== Text block ==
Jarndyce and Jarndyce drones on. This scarecrow of a suit has, in course of time, become so complicated that no man alive knows what it means. The parties to it understand it least, but it has been observed that no two Chancery lawyers can talk about it for five minutes without coming to a total disagreement as to all the premises. Innumerable children have been born into the cause; innumerable young people have married into it; innumerable old people have died out of it. Scores of persons have deliriously found themselves made parties in Jarndyce and Jarndyce without knowing how or why; whole families have inherited legendary hatreds with the suit. The little plaintiff or defendant who was promised a new rocking-horse when Jarndyce and Jarndyce should be settled has grown up, possessed himself of a real horse, and trotted away into the other world. Fair wards of court have faded into mothers and grandmothers; a long procession of Chancellors has come in and gone out; the legion of bills in the suit have been transformed into mere bills of mortality; there are not three Jarndyces left upon the earth perhaps since old Tom Jarndyce in despair blew his brains out at a coffee-house in Chancery Lane; but Jarndyce and Jarndyce still drags its dreary length before the court, perennially hopeless.

[15] The Judicature Act R.S.N.S.1989, c.240, s. 41 provides that if a plaintiff claims to be entitled to any equitable right that could before 1 October 1884 have been given only by a court of equity, the Nova Scotia Supreme Court shall give the person the same relief as would have been given by the Court of Equity Judge or the high Court of Chancery in England. Courts of equity and common law in England were merged in 1873.

[16] Why would it matter in 2015 whether a claim traces it legal roots to the Courts of Chancery in 14th century England? While the historical roots of the two areas of law may make the distinction appear irrelevant in any practical sense there have been important differences between law and equity. They are not the same thing. When a wrong is designated as a tort, that brings with it a body of legal doctrine about things like causation, remoteness, quantification and mitigation of damages as well as exclusion and limitation of liability. There is academic debate about whether law and equity have become “fused”.

== Dataset rows ==
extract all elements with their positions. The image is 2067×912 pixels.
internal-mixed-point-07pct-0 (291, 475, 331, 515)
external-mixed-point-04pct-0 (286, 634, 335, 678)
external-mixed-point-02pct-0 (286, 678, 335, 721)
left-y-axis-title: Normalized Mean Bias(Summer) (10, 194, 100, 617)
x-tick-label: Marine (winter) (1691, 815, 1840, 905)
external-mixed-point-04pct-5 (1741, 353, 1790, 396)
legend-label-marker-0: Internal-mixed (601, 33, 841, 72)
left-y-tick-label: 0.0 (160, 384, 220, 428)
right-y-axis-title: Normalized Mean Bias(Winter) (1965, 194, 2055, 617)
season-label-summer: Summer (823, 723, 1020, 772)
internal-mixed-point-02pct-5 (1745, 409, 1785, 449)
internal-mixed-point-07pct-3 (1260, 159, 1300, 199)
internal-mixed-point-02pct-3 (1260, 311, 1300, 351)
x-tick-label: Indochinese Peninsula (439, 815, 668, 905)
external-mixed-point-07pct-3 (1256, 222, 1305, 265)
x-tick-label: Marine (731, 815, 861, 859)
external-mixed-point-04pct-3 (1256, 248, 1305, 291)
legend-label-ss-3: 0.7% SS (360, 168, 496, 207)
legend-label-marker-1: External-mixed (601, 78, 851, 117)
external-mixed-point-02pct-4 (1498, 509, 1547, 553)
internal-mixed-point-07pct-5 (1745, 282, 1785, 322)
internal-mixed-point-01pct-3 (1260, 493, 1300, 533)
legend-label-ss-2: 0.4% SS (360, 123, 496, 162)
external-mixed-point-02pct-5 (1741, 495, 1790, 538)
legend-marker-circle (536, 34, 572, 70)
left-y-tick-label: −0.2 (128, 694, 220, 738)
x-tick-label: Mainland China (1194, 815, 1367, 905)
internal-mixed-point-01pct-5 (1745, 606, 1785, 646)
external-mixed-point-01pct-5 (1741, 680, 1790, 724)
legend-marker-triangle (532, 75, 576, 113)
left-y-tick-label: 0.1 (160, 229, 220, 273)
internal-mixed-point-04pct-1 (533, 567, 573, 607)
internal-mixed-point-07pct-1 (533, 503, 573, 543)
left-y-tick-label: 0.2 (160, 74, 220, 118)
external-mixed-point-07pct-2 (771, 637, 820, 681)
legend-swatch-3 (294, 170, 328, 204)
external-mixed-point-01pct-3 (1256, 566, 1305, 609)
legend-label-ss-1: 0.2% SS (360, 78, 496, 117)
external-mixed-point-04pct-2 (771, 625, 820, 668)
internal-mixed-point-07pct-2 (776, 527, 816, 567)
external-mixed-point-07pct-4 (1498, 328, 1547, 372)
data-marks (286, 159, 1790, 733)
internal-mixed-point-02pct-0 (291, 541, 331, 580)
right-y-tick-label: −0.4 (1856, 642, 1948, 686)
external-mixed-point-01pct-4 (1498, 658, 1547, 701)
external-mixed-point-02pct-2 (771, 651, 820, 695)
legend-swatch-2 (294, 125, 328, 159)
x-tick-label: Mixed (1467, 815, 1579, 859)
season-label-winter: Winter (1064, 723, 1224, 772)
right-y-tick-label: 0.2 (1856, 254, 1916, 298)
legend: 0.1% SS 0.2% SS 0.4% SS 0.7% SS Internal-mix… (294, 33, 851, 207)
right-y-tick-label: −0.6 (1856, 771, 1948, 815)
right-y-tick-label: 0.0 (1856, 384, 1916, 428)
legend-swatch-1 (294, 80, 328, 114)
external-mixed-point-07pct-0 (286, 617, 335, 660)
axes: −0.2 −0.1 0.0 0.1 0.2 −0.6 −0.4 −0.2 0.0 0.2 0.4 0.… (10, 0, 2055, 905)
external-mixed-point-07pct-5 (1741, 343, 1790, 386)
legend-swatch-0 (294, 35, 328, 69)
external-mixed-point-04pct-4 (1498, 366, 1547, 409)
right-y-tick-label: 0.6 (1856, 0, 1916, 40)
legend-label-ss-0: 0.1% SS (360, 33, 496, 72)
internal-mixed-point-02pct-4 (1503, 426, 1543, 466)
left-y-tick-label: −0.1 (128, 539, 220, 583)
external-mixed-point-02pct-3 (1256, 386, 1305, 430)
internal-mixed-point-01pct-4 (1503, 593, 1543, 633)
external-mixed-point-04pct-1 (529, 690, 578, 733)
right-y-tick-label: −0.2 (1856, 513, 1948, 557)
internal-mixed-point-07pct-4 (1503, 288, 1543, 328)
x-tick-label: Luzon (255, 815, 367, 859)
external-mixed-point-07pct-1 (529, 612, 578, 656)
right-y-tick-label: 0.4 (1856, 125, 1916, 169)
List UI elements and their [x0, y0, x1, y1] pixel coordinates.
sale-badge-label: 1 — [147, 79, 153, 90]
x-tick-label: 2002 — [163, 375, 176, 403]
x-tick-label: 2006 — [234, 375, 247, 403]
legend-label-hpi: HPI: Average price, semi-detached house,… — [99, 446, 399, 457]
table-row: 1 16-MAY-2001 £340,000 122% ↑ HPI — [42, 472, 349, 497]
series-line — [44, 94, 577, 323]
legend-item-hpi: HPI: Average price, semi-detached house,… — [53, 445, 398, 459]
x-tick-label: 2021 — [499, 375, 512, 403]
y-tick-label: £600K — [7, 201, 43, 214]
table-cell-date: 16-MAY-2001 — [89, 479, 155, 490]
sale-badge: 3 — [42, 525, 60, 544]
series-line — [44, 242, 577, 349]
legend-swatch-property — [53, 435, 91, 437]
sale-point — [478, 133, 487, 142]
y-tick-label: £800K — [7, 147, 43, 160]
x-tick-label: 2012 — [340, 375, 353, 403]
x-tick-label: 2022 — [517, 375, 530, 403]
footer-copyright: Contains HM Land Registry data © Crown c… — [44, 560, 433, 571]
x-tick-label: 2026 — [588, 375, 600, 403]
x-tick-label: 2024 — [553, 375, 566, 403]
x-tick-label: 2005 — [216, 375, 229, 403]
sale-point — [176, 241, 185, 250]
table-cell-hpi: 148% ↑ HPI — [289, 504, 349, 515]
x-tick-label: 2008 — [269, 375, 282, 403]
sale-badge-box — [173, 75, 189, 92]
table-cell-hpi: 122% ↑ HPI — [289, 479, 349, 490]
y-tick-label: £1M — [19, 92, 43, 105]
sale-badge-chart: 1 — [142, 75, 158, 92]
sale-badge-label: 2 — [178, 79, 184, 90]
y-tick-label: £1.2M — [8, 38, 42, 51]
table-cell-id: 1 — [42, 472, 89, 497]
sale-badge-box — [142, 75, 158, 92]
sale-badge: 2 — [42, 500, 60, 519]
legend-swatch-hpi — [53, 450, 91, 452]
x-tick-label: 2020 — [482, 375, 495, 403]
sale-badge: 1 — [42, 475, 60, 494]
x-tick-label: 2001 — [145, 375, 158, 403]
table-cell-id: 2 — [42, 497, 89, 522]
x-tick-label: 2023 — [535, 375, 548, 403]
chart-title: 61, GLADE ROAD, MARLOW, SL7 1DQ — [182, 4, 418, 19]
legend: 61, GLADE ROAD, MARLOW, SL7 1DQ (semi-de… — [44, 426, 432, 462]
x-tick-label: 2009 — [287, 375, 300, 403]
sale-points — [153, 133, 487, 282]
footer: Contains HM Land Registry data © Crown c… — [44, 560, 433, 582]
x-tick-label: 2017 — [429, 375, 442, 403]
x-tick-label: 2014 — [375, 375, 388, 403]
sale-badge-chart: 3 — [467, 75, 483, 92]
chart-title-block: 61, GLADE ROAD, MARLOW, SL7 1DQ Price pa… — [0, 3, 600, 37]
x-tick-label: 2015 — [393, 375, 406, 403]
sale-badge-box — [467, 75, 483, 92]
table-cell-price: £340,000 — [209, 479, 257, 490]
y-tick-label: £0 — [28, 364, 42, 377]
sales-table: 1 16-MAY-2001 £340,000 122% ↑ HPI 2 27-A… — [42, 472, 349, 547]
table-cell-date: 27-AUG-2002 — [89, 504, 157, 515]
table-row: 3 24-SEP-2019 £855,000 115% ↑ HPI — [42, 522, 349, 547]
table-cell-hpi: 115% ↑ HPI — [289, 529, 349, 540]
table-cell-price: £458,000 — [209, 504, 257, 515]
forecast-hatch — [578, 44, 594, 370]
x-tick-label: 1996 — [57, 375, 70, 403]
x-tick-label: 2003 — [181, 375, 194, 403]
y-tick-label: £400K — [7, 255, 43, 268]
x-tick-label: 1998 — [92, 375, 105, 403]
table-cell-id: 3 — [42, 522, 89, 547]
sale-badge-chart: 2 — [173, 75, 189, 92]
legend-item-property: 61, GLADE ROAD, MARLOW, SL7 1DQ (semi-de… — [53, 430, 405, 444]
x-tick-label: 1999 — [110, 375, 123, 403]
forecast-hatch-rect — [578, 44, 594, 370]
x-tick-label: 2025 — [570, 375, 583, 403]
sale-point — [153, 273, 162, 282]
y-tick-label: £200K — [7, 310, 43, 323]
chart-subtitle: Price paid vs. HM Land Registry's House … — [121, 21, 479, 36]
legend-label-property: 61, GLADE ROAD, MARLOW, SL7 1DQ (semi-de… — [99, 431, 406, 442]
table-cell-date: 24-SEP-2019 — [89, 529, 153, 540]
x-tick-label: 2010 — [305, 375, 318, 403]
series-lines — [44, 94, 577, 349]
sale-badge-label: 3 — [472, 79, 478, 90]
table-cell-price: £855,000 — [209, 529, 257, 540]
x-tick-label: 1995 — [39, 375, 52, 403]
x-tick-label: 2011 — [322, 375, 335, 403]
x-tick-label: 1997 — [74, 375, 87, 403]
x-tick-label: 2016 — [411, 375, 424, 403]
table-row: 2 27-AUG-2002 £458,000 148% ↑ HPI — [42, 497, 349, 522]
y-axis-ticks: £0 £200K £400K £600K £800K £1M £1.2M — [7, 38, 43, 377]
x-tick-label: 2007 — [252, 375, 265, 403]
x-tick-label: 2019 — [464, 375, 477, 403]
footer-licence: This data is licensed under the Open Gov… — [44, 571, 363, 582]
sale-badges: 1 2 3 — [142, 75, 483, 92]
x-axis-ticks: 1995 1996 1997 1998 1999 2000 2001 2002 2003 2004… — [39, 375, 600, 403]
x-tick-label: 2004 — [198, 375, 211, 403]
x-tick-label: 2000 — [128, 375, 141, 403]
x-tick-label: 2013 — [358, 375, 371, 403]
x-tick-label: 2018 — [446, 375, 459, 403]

== Exercise requirements ==
A: Answer these about the law-and-equity passage:
(i) What was the little plaintiff or defendant promised for when Jarndyce and Jarndyce should be settled?
(ii) Where did old Tom Jarndyce blow his brains out?
(iii) In what year were the courts of equity and common law in England merged?
B: Give again, word for word, the stretch of the law-and-equity passage from "[15] The Judicature" through "merged in 1873.".
C: How might the law-and-equity passage carry on? Write a continuation that starts after its last sentence.
The rows have no part in any of this.

== In response ==
A:
(i) A new rocking-horse.
(ii) At a coffee-house in Chancery Lane.
(iii) 1873.

B:
[15] The Judicature Act R.S.N.S.1989, c.240, s. 41 provides that if a plaintiff claims to be entitled to any equitable right that could before 1 October 1884 have been given only by a court of equity, the Nova Scotia Supreme Court shall give the person the same relief as would have been given by the Court of Equity Judge or the high Court of Chancery in England. Courts of equity and common law in England were merged in 1873.

C:
Sufficient examples have been given to show that law and equity are not fused. What can be said is that more than a century of fused jurisdiction has seen the two systems, whose relationship is "still-evolving", working more closely together; each changing and developing and improving from contact with the other; and each willing to accept new ideas and developments, regardless of their origin. They are coming closer together. But they are not yet fused. (Jill E. Martin, Modern Equity, 16th ed. (London: Sweet & Maxwell, 2012) at p. 29) see contra. United Scientific Holdings v. Burnley Borough Council [1978] A.C. 904 (H.L.) per Lord Diplock at page 924-25 and LeMesurier v. Andrus 1986 O.J. No. 2371 para. 26, “the fusion of law and equity is now complete.”

[17] It is hardly surprising that claims for breach of fiduciary duty were not addressed in the1951 legislation. The concept of fiduciary duty itself was not new in the early 1950’s but it was based at that time largely on agency law. That involved closed categories of relationships to which fiduciary obligations would attach. That changed substantially in the 1980’s.  In M.(K.) v. M.(H.), [1992] 3 S.C.R. 6 at para. 73 Justice LaForest said that the “fiduciary principle” in Canadian law really commenced with Guerin v. Canada [1984] 2 S.C.R. 335, continuing with Frame v. Smith, [1987] S.C.J. No. 49 and LAC Minerals Ltd. v. International Corona Resources Ltd, [1989] 2 S.C.R. 574. It has grown to become a remedy to enforce government obligations to defined vulnerable groups. As Cullity J. remarked in Slark, infra. at para. 117, “I continued to be unimpressed by the artificiality of asking how equitable claims that were effectively unknown to the law before the decision in Guerin would have been treated had they been considered by a court before 1st September, 1963.”

[18] The ancient petition of right was not the creation of the 1627 Petition of Right which ranks with Magna Carta (1215) and the Bill of Rights (1689) as foundational documents in the otherwise unwritten British constitution. Similarly, the petition of right predates the British statutes of 1860 and 1947 which use the term and that permitted actions against the Crown. There is some debate as to whether the petition of right had its origin in legislation that dates from the time of Edward I or arose from feudal practise.

[19] Peter W. Hogg, et. al., Liability of the Crown (Carswell, 2011) at 5.

[20] A matter could proceed only if the king signified his consent by endorsing the petition fiat justitae, translated as “let right be done”.

[21] As Professor Hogg notes “traverse of office” and “monstrans de droit” were better remedies to enforce rights of feudal tenure and the petition for a writ to liberate and the petition to the barons of the Exchequer were better remedies to enforce the payment of debts.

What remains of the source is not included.